## Exercise directions
Return every entry exactly as written, with the pictures removed.

........

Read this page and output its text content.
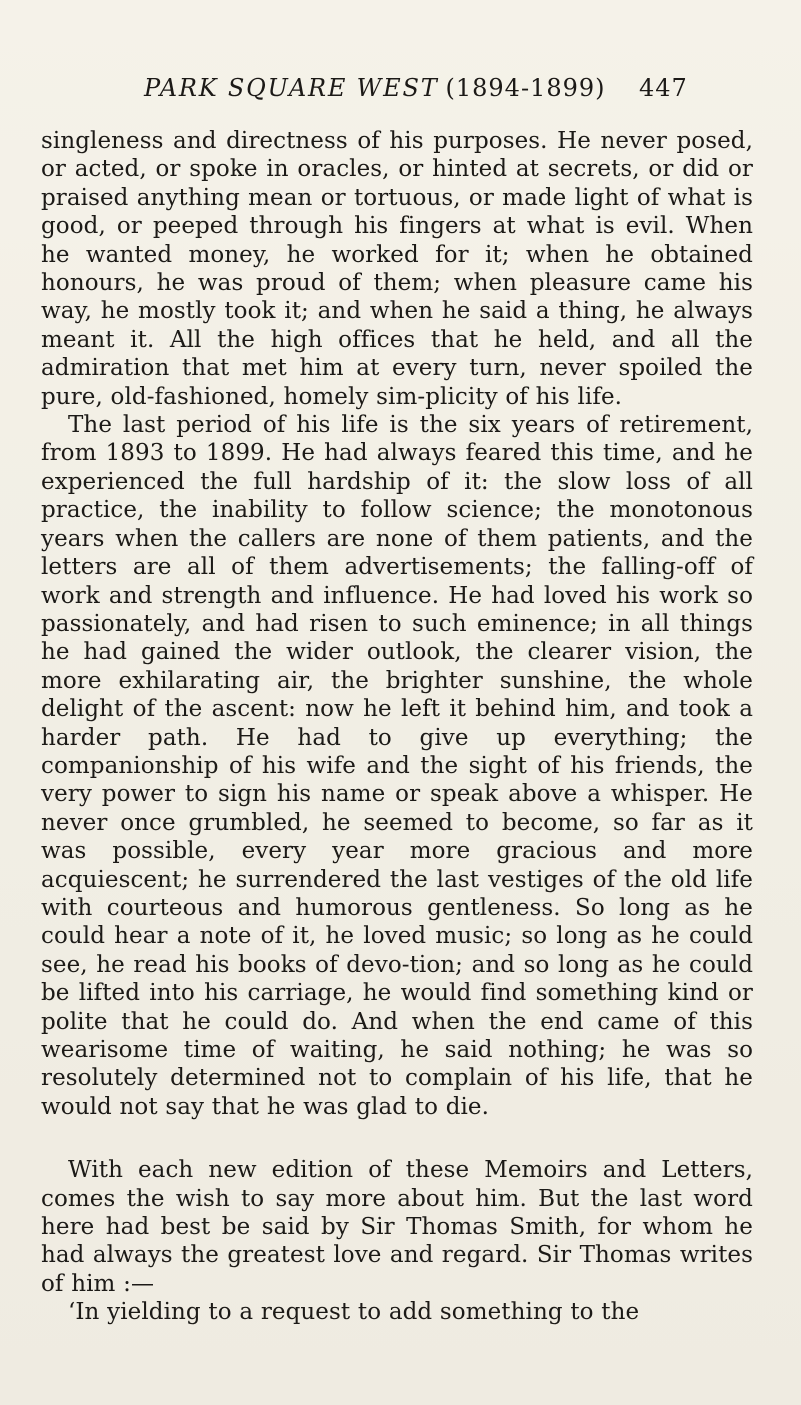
PARK SQUARE WEST (1894-1899) 447

singleness and directness of his purposes. He never posed, or acted, or spoke in oracles, or hinted at secrets, or did or praised anything mean or tortuous, or made light of what is good, or peeped through his fingers at what is evil. When he wanted money, he worked for it; when he obtained honours, he was proud of them; when pleasure came his way, he mostly took it; and when he said a thing, he always meant it. All the high offices that he held, and all the admiration that met him at every turn, never spoiled the pure, old-fashioned, homely sim-plicity of his life.

The last period of his life is the six years of retirement, from 1893 to 1899. He had always feared this time, and he experienced the full hardship of it: the slow loss of all practice, the inability to follow science; the monotonous years when the callers are none of them patients, and the letters are all of them advertisements; the falling-off of work and strength and influence. He had loved his work so passionately, and had risen to such eminence; in all things he had gained the wider outlook, the clearer vision, the more exhilarating air, the brighter sunshine, the whole delight of the ascent: now he left it behind him, and took a harder path. He had to give up everything; the companionship of his wife and the sight of his friends, the very power to sign his name or speak above a whisper. He never once grumbled, he seemed to become, so far as it was possible, every year more gracious and more acquiescent; he surrendered the last vestiges of the old life with courteous and humorous gentleness. So long as he could hear a note of it, he loved music; so long as he could see, he read his books of devo-tion; and so long as he could be lifted into his carriage, he would find something kind or polite that he could do. And when the end came of this wearisome time of waiting, he said nothing; he was so resolutely determined not to complain of his life, that he would not say that he was glad to die.

With each new edition of these Memoirs and Letters, comes the wish to say more about him. But the last word here had best be said by Sir Thomas Smith, for whom he had always the greatest love and regard. Sir Thomas writes of him :—

‘In yielding to a request to add something to the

........

## Task response
Read this page and output its text content.
PARK SQUARE WEST (1894-1899) 447

singleness and directness of his purposes. He never posed, or acted, or spoke in oracles, or hinted at secrets, or did or praised anything mean or tortuous, or made light of what is good, or peeped through his fingers at what is evil. When he wanted money, he worked for it; when he obtained honours, he was proud of them; when pleasure came his way, he mostly took it; and when he said a thing, he always meant it. All the high offices that he held, and all the admiration that met him at every turn, never spoiled the pure, old-fashioned, homely sim-plicity of his life.

The last period of his life is the six years of retirement, from 1893 to 1899. He had always feared this time, and he experienced the full hardship of it: the slow loss of all practice, the inability to follow science; the monotonous years when the callers are none of them patients, and the letters are all of them advertisements; the falling-off of work and strength and influence. He had loved his work so passionately, and had risen to such eminence; in all things he had gained the wider outlook, the clearer vision, the more exhilarating air, the brighter sunshine, the whole delight of the ascent: now he left it behind him, and took a harder path. He had to give up everything; the companionship of his wife and the sight of his friends, the very power to sign his name or speak above a whisper. He never once grumbled, he seemed to become, so far as it was possible, every year more gracious and more acquiescent; he surrendered the last vestiges of the old life with courteous and humorous gentleness. So long as he could hear a note of it, he loved music; so long as he could see, he read his books of devo-tion; and so long as he could be lifted into his carriage, he would find something kind or polite that he could do. And when the end came of this wearisome time of waiting, he said nothing; he was so resolutely determined not to complain of his life, that he would not say that he was glad to die.

With each new edition of these Memoirs and Letters, comes the wish to say more about him. But the last word here had best be said by Sir Thomas Smith, for whom he had always the greatest love and regard. Sir Thomas writes of him :—

‘In yielding to a request to add something to the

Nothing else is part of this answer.